** Prompt **
In the entries, find all lines that hold the word "caption" and copy them.

(begin)

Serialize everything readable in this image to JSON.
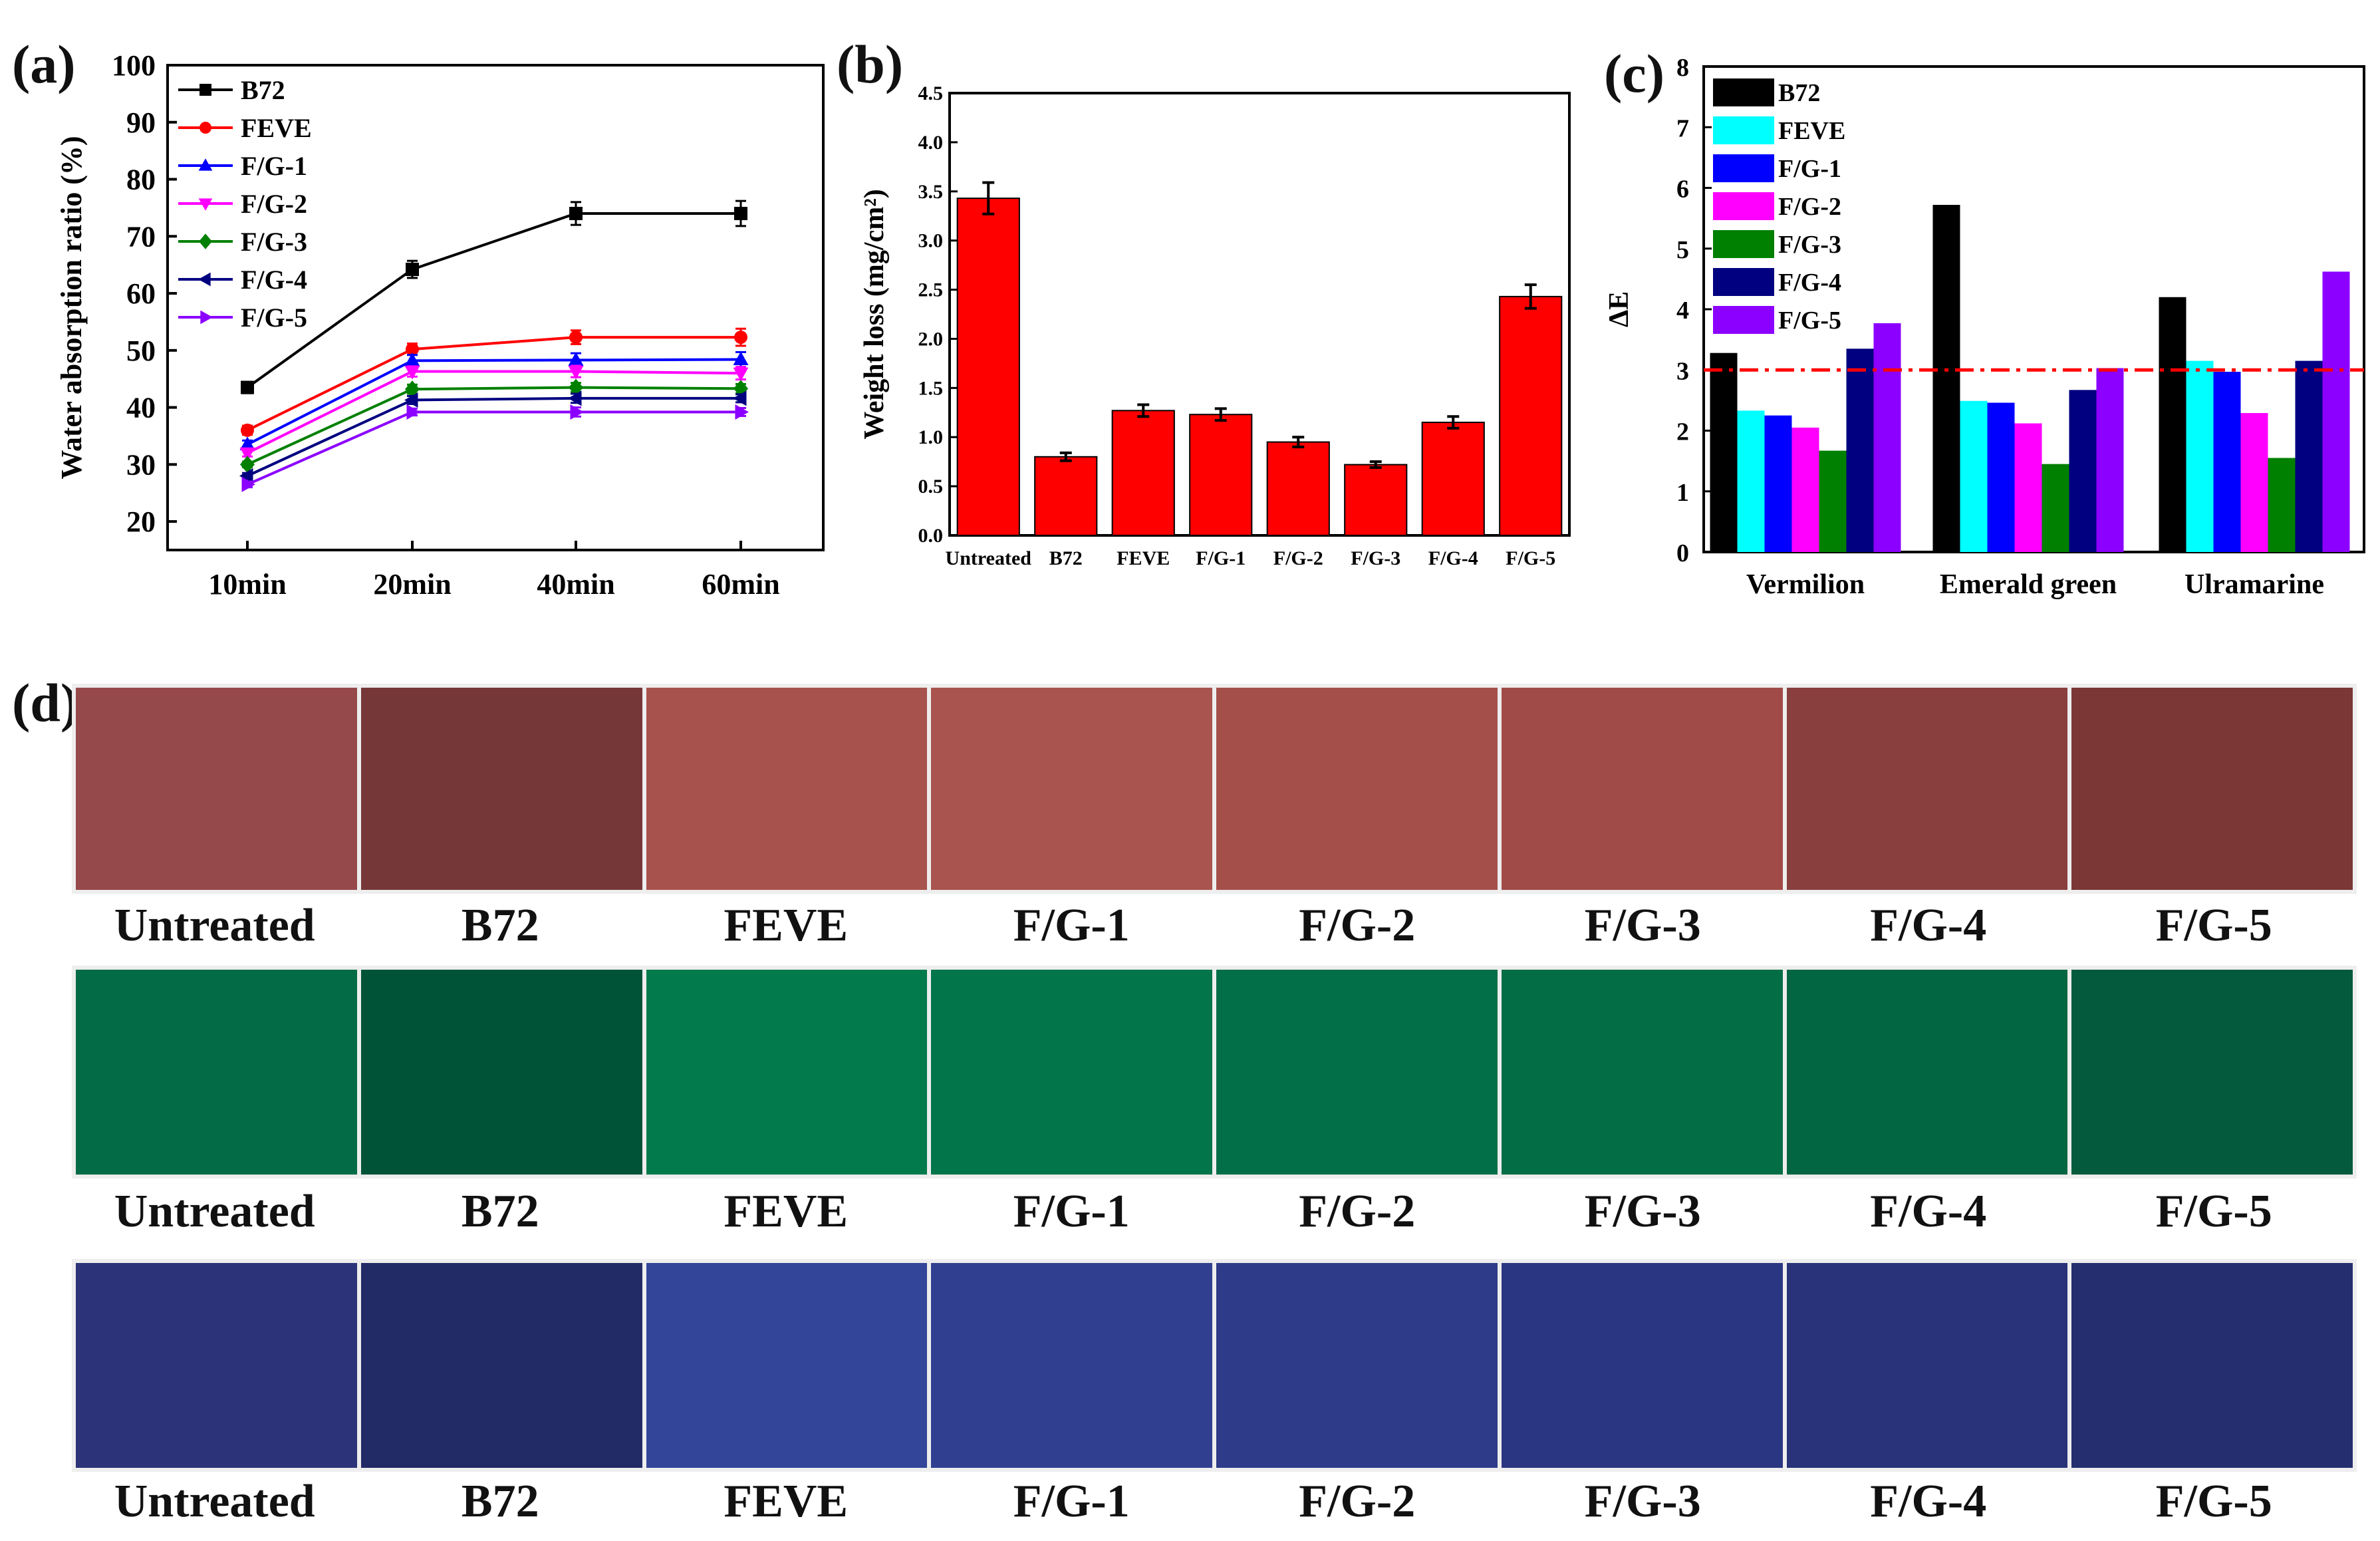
{
  "panel_labels": {
    "a": "(a)",
    "b": "(b)",
    "c": "(c)",
    "d": "(d)"
  },
  "chart_data": [
    {
      "id": "a",
      "type": "line",
      "title": "",
      "xlabel": "",
      "ylabel": "Water absorption ratio (%)",
      "categories": [
        "10min",
        "20min",
        "40min",
        "60min"
      ],
      "ylim": [
        15,
        100
      ],
      "yticks": [
        20,
        30,
        40,
        50,
        60,
        70,
        80,
        90,
        100
      ],
      "series": [
        {
          "name": "B72",
          "values": [
            43.5,
            64.2,
            74,
            74
          ],
          "errors": [
            1,
            1.5,
            2,
            2.2
          ],
          "color": "#000000",
          "marker": "square"
        },
        {
          "name": "FEVE",
          "values": [
            36,
            50.2,
            52.3,
            52.3
          ],
          "errors": [
            0.8,
            1,
            1.2,
            1.5
          ],
          "color": "#ff0000",
          "marker": "circle"
        },
        {
          "name": "F/G-1",
          "values": [
            33.5,
            48.2,
            48.3,
            48.4
          ],
          "errors": [
            0.7,
            1,
            1.2,
            1.3
          ],
          "color": "#0000ff",
          "marker": "triangle-up"
        },
        {
          "name": "F/G-2",
          "values": [
            32,
            46.3,
            46.3,
            46
          ],
          "errors": [
            0.6,
            0.9,
            1,
            1.1
          ],
          "color": "#ff00ff",
          "marker": "triangle-down"
        },
        {
          "name": "F/G-3",
          "values": [
            30,
            43.2,
            43.5,
            43.3
          ],
          "errors": [
            0.5,
            0.8,
            0.8,
            0.8
          ],
          "color": "#008000",
          "marker": "diamond"
        },
        {
          "name": "F/G-4",
          "values": [
            28,
            41.3,
            41.6,
            41.6
          ],
          "errors": [
            0.5,
            0.7,
            0.8,
            0.7
          ],
          "color": "#000080",
          "marker": "triangle-left"
        },
        {
          "name": "F/G-5",
          "values": [
            26.5,
            39.2,
            39.2,
            39.2
          ],
          "errors": [
            0.5,
            0.6,
            0.8,
            0.7
          ],
          "color": "#8b00ff",
          "marker": "triangle-right"
        }
      ]
    },
    {
      "id": "b",
      "type": "bar",
      "title": "",
      "xlabel": "",
      "ylabel": "Weight loss (mg/cm²)",
      "categories": [
        "Untreated",
        "B72",
        "FEVE",
        "F/G-1",
        "F/G-2",
        "F/G-3",
        "F/G-4",
        "F/G-5"
      ],
      "values": [
        3.43,
        0.8,
        1.27,
        1.23,
        0.95,
        0.72,
        1.15,
        2.43
      ],
      "errors": [
        0.16,
        0.04,
        0.06,
        0.06,
        0.05,
        0.03,
        0.06,
        0.12
      ],
      "ylim": [
        0,
        4.5
      ],
      "yticks": [
        "0.0",
        "0.5",
        "1.0",
        "1.5",
        "2.0",
        "2.5",
        "3.0",
        "3.5",
        "4.0",
        "4.5"
      ],
      "color": "#ff0000"
    },
    {
      "id": "c",
      "type": "bar",
      "title": "",
      "xlabel": "",
      "ylabel": "ΔE",
      "categories": [
        "Vermilion",
        "Emerald green",
        "Ulramarine"
      ],
      "ylim": [
        0,
        8
      ],
      "yticks": [
        0,
        1,
        2,
        3,
        4,
        5,
        6,
        7,
        8
      ],
      "threshold": 3,
      "series": [
        {
          "name": "B72",
          "values": [
            3.28,
            5.72,
            4.2
          ],
          "color": "#000000"
        },
        {
          "name": "FEVE",
          "values": [
            2.33,
            2.49,
            3.15
          ],
          "color": "#00ffff"
        },
        {
          "name": "F/G-1",
          "values": [
            2.25,
            2.46,
            2.97
          ],
          "color": "#0000ff"
        },
        {
          "name": "F/G-2",
          "values": [
            2.05,
            2.12,
            2.29
          ],
          "color": "#ff00ff"
        },
        {
          "name": "F/G-3",
          "values": [
            1.67,
            1.45,
            1.55
          ],
          "color": "#008000"
        },
        {
          "name": "F/G-4",
          "values": [
            3.35,
            2.67,
            3.15
          ],
          "color": "#000080"
        },
        {
          "name": "F/G-5",
          "values": [
            3.77,
            3.03,
            4.62
          ],
          "color": "#8b00ff"
        }
      ]
    }
  ],
  "swatches": {
    "labels": [
      "Untreated",
      "B72",
      "FEVE",
      "F/G-1",
      "F/G-2",
      "F/G-3",
      "F/G-4",
      "F/G-5"
    ],
    "vermilion": [
      "#96494a",
      "#763738",
      "#a8524d",
      "#a9544e",
      "#a54f4b",
      "#a04b47",
      "#893f3e",
      "#7a3736"
    ],
    "emerald": [
      "#046b47",
      "#005337",
      "#027a4c",
      "#03754b",
      "#036f48",
      "#036d46",
      "#036643",
      "#035a3c"
    ],
    "ultramarine": [
      "#2c3379",
      "#222b66",
      "#334599",
      "#313f91",
      "#2e3b89",
      "#2b3682",
      "#293379",
      "#252e6e"
    ]
  }
}
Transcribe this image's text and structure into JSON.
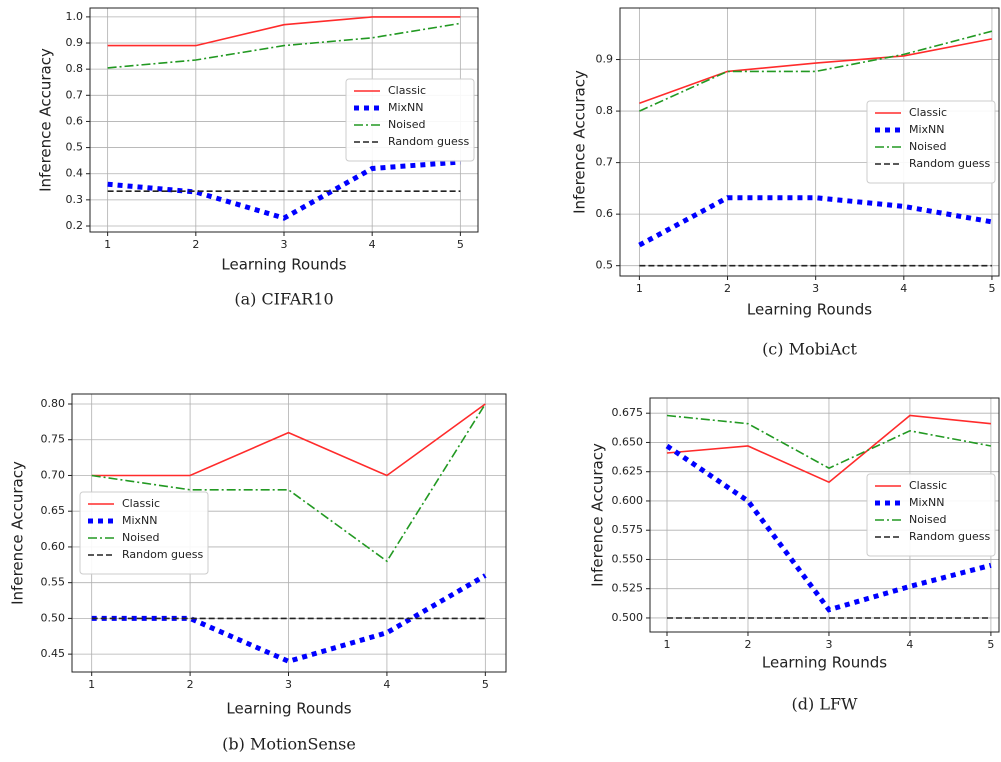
{
  "chart_data": [
    {
      "type": "line",
      "caption": "(a) CIFAR10",
      "xlabel": "Learning Rounds",
      "ylabel": "Inference Accuracy",
      "x": [
        1,
        2,
        3,
        4,
        5
      ],
      "xlim": [
        0.8,
        5.2
      ],
      "xticks": [
        1,
        2,
        3,
        4,
        5
      ],
      "ylim": [
        0.177,
        1.034
      ],
      "yticks": [
        0.2,
        0.3,
        0.4,
        0.5,
        0.6,
        0.7,
        0.8,
        0.9,
        {
          "value": 1,
          "label": "1.0"
        }
      ],
      "grid": true,
      "legend": "center right",
      "series": [
        {
          "name": "Classic",
          "color": "#ff2b2b",
          "linestyle": "solid",
          "values": [
            0.89,
            0.89,
            0.97,
            1.0,
            1.0
          ]
        },
        {
          "name": "MixNN",
          "color": "#0000ff",
          "linestyle": "dotted",
          "values": [
            0.36,
            0.33,
            0.23,
            0.42,
            0.445
          ]
        },
        {
          "name": "Noised",
          "color": "#229922",
          "linestyle": "dashdot",
          "values": [
            0.805,
            0.835,
            0.89,
            0.92,
            0.975
          ]
        },
        {
          "name": "Random guess",
          "color": "#222222",
          "linestyle": "dashed",
          "values": [
            0.333,
            0.333,
            0.333,
            0.333,
            0.333
          ]
        }
      ]
    },
    {
      "type": "line",
      "caption": "(b) MotionSense",
      "xlabel": "Learning Rounds",
      "ylabel": "Inference Accuracy",
      "x": [
        1,
        2,
        3,
        4,
        5
      ],
      "xlim": [
        0.8,
        5.21
      ],
      "xticks": [
        1,
        2,
        3,
        4,
        5
      ],
      "ylim": [
        0.425,
        0.814
      ],
      "yticks": [
        0.45,
        {
          "value": 0.5,
          "label": "0.50"
        },
        0.55,
        {
          "value": 0.6,
          "label": "0.60"
        },
        0.65,
        {
          "value": 0.7,
          "label": "0.70"
        },
        0.75,
        {
          "value": 0.8,
          "label": "0.80"
        }
      ],
      "grid": true,
      "legend": "center left",
      "series": [
        {
          "name": "Classic",
          "color": "#ff2b2b",
          "linestyle": "solid",
          "values": [
            0.7,
            0.7,
            0.76,
            0.7,
            0.8
          ]
        },
        {
          "name": "MixNN",
          "color": "#0000ff",
          "linestyle": "dotted",
          "values": [
            0.5,
            0.5,
            0.44,
            0.48,
            0.56
          ]
        },
        {
          "name": "Noised",
          "color": "#229922",
          "linestyle": "dashdot",
          "values": [
            0.7,
            0.68,
            0.68,
            0.58,
            0.8
          ]
        },
        {
          "name": "Random guess",
          "color": "#222222",
          "linestyle": "dashed",
          "values": [
            0.5,
            0.5,
            0.5,
            0.5,
            0.5
          ]
        }
      ]
    },
    {
      "type": "line",
      "caption": "(c) MobiAct",
      "xlabel": "Learning Rounds",
      "ylabel": "Inference Accuracy",
      "x": [
        1,
        2,
        3,
        4,
        5
      ],
      "xlim": [
        0.78,
        5.08
      ],
      "xticks": [
        1,
        2,
        3,
        4,
        5
      ],
      "ylim": [
        0.48,
        1.0
      ],
      "yticks": [
        0.5,
        0.6,
        0.7,
        0.8,
        0.9
      ],
      "grid": true,
      "legend": "center right",
      "series": [
        {
          "name": "Classic",
          "color": "#ff2b2b",
          "linestyle": "solid",
          "values": [
            0.815,
            0.877,
            0.893,
            0.907,
            0.94
          ]
        },
        {
          "name": "MixNN",
          "color": "#0000ff",
          "linestyle": "dotted",
          "values": [
            0.54,
            0.632,
            0.632,
            0.615,
            0.585
          ]
        },
        {
          "name": "Noised",
          "color": "#229922",
          "linestyle": "dashdot",
          "values": [
            0.8,
            0.877,
            0.877,
            0.91,
            0.955
          ]
        },
        {
          "name": "Random guess",
          "color": "#222222",
          "linestyle": "dashed",
          "values": [
            0.5,
            0.5,
            0.5,
            0.5,
            0.5
          ]
        }
      ]
    },
    {
      "type": "line",
      "caption": "(d) LFW",
      "xlabel": "Learning Rounds",
      "ylabel": "Inference Accuracy",
      "x": [
        1,
        2,
        3,
        4,
        5
      ],
      "xlim": [
        0.79,
        5.1
      ],
      "xticks": [
        1,
        2,
        3,
        4,
        5
      ],
      "ylim": [
        0.488,
        0.688
      ],
      "yticks": [
        {
          "value": 0.5,
          "label": "0.500"
        },
        0.525,
        {
          "value": 0.55,
          "label": "0.550"
        },
        0.575,
        {
          "value": 0.6,
          "label": "0.600"
        },
        0.625,
        {
          "value": 0.65,
          "label": "0.650"
        },
        0.675
      ],
      "grid": true,
      "legend": "center right",
      "series": [
        {
          "name": "Classic",
          "color": "#ff2b2b",
          "linestyle": "solid",
          "values": [
            0.641,
            0.647,
            0.616,
            0.673,
            0.666
          ]
        },
        {
          "name": "MixNN",
          "color": "#0000ff",
          "linestyle": "dotted",
          "values": [
            0.647,
            0.6,
            0.507,
            0.527,
            0.545
          ]
        },
        {
          "name": "Noised",
          "color": "#229922",
          "linestyle": "dashdot",
          "values": [
            0.673,
            0.666,
            0.628,
            0.66,
            0.647
          ]
        },
        {
          "name": "Random guess",
          "color": "#222222",
          "linestyle": "dashed",
          "values": [
            0.5,
            0.5,
            0.5,
            0.5,
            0.5
          ]
        }
      ]
    }
  ]
}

(end)

** Written answer **
      "caption": "(a) CIFAR10",
      "caption": "(b) MotionSense",
      "caption": "(c) MobiAct",
      "caption": "(d) LFW",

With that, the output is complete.